Instructions for the task: Duplicate everything in the harness discussion below, from "I can't remember" down to "size for $1100.", word for word.

Document passage:
Any idea if this was a standardbred harness? The race tracks in eastern Ontario underwent a government shuffle that threw about 6000 people out of work, the domino effect. What is a waterhook? I drove a big team years ago pulling a wagon and not familiar with that term. Does it restrict what the horse can be hooked up to?


----------



## Clayton Taffy (May 24, 2011)

A water hook is the hook in the middle-top of the saddle, that you would hook the over or side check to. The name came because you have to take the check off that hook to enable your horse to lower its head to drink water.


----------



## Saddlebag (Jan 17, 2011)

The pics I'd requested weren't forthcoming. The ad has disappeared, so either someone has bo't it or the ad wasn't legit. The email address was Hotmail. My search continues. A barely used biothane for a cob has some up for sale. I'll have to doublecheck the measurements altho I suspect it won't fit. Taffy, I just called it the check rein hook. Learned something new. Thanks


----------



## Clayton Taffy (May 24, 2011)

I can't remember how big your horse is but I have a beautiful Smuckers Delux with a super delux bridle, Show ready condition, I know you are not showing but it is excellent condition. It is a warmblood size for $1100.

































It is this harness minus the false martingale.


----------



## Zexious (Aug 2, 2013)

^Did you do that smiley face on purpose?


----------



## Saddlebag (Jan 17, 2011)

If we'd get one decent day I'd get him measured. We had one, just one, and a good deal of it was spent pulling snow off one roof and trying to shovel my way into the tack room. I didn't make it. Now we have more snow and wind. How big is the buckskin? That's a lovely turnout.


----------



## Clayton Taffy (May 24, 2011)

Saddlebag said:


> If we'd get one decent day I'd get him measured. We had one, just one, and a good deal of it was spent pulling snow off one roof and trying to shovel my way into the tack room. I didn't make it. Now we have more snow and wind. How big is the buckskin? That's a lovely turnout.

Data:
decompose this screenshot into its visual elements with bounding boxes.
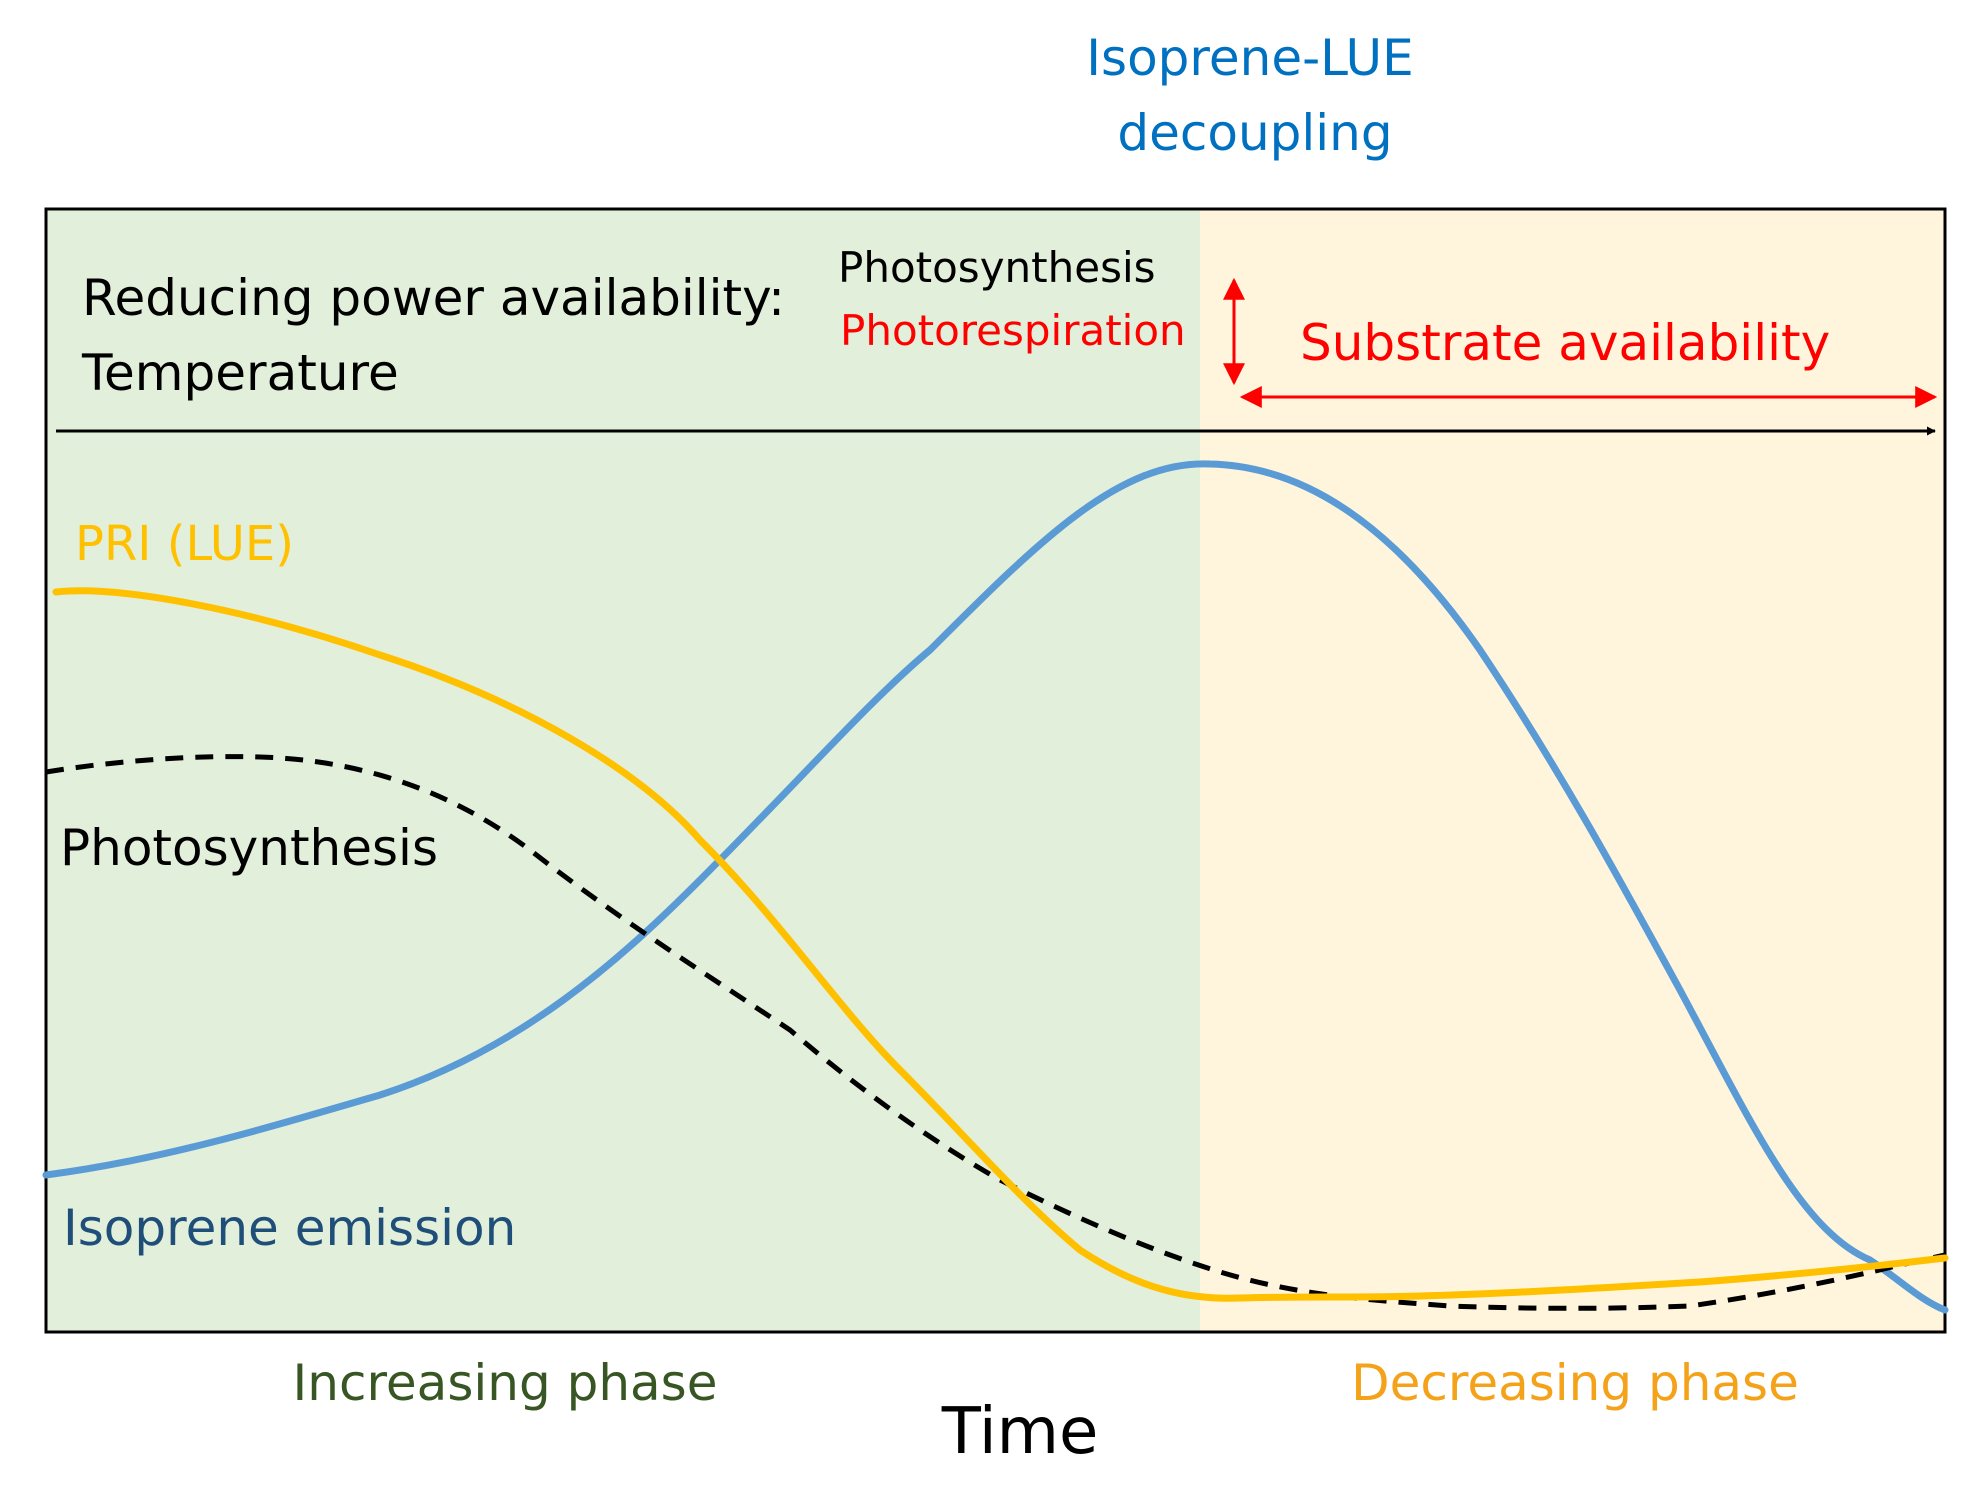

Response to the task:
I can't remember how big your horse is but I have a beautiful Smuckers Delux with a super delux bridle, Show ready condition, I know you are not showing but it is excellent condition. It is a warmblood size for $1100.